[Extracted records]
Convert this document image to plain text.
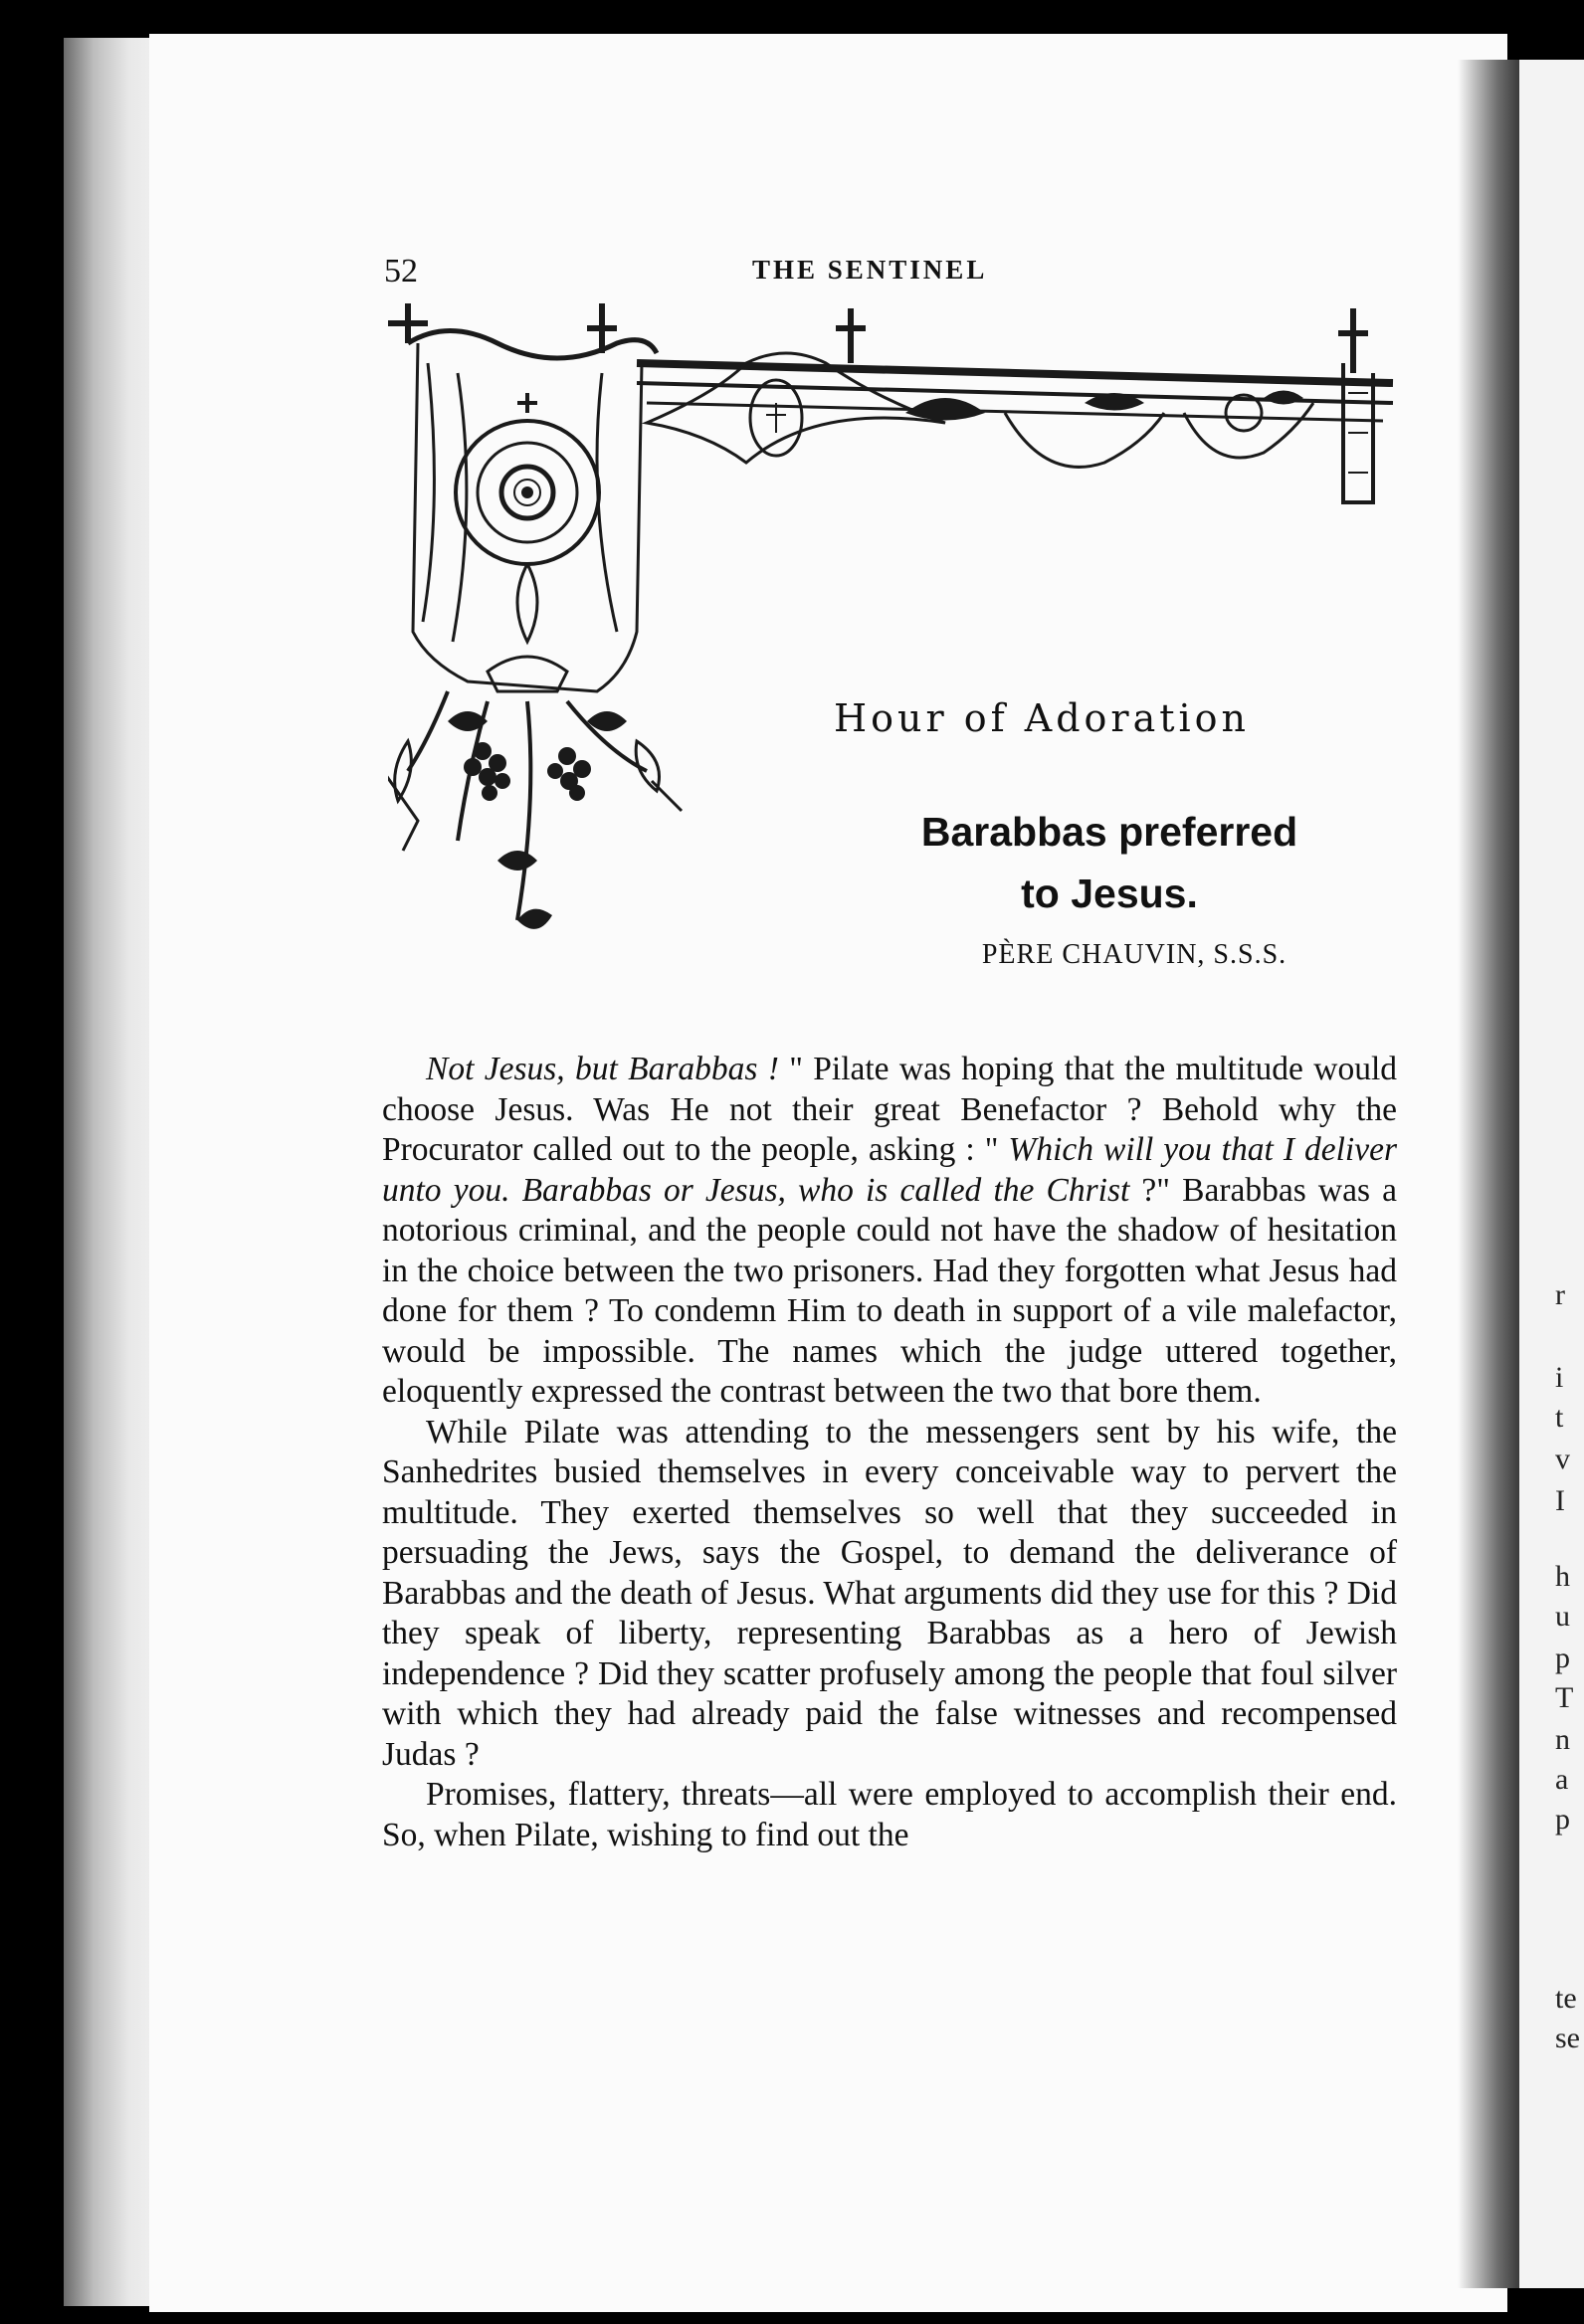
52	THE SENTINEL
Hour of Adoration
Barabbas preferred
to Jesus.
PÈRE CHAUVIN, S.S.S.

Not Jesus, but Barabbas ! " Pilate was hoping that the multitude would choose Jesus. Was He not their great Benefactor ? Behold why the Procurator called out to the people, asking : " Which will you that I deliver unto you. Barabbas or Jesus, who is called the Christ ?" Barabbas was a notorious criminal, and the people could not have the shadow of hesitation in the choice between the two prisoners. Had they forgotten what Jesus had done for them ? To condemn Him to death in support of a vile malefactor, would be impossible. The names which the judge uttered together, eloquently expressed the contrast between the two that bore them.

While Pilate was attending to the messengers sent by his wife, the Sanhedrites busied themselves in every conceivable way to pervert the multitude. They exerted themselves so well that they succeeded in persuading the Jews, says the Gospel, to demand the deliverance of Barabbas and the death of Jesus. What arguments did they use for this ? Did they speak of liberty, representing Barabbas as a hero of Jewish independence ? Did they scatter profusely among the people that foul silver with which they had already paid the false witnesses and recompensed Judas ?

Promises, flattery, threats—all were employed to accomplish their end. So, when Pilate, wishing to find out the

r
i
t
v
I
h
u
p
T
n
a
p
te
se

> EXERCISE REQUIREMENTS:
From the entries above, collect every line with the string "multitude" in it.

> TASK OUTPUT:
Not Jesus, but Barabbas ! " Pilate was hoping that the multitude would choose Jesus. Was He not their great Benefactor ? Behold why the Procurator called out to the people, asking : " Which will you that I deliver unto you. Barabbas or Jesus, who is called the Christ ?" Barabbas was a notorious criminal, and the people could not have the shadow of hesitation in the choice between the two prisoners. Had they forgotten what Jesus had done for them ? To condemn Him to death in support of a vile malefactor, would be impossible. The names which the judge uttered together, eloquently expressed the contrast between the two that bore them.
While Pilate was attending to the messengers sent by his wife, the Sanhedrites busied themselves in every conceivable way to pervert the multitude. They exerted themselves so well that they succeeded in persuading the Jews, says the Gospel, to demand the deliverance of Barabbas and the death of Jesus. What arguments did they use for this ? Did they speak of liberty, representing Barabbas as a hero of Jewish independence ? Did they scatter profusely among the people that foul silver with which they had already paid the false witnesses and recompensed Judas ?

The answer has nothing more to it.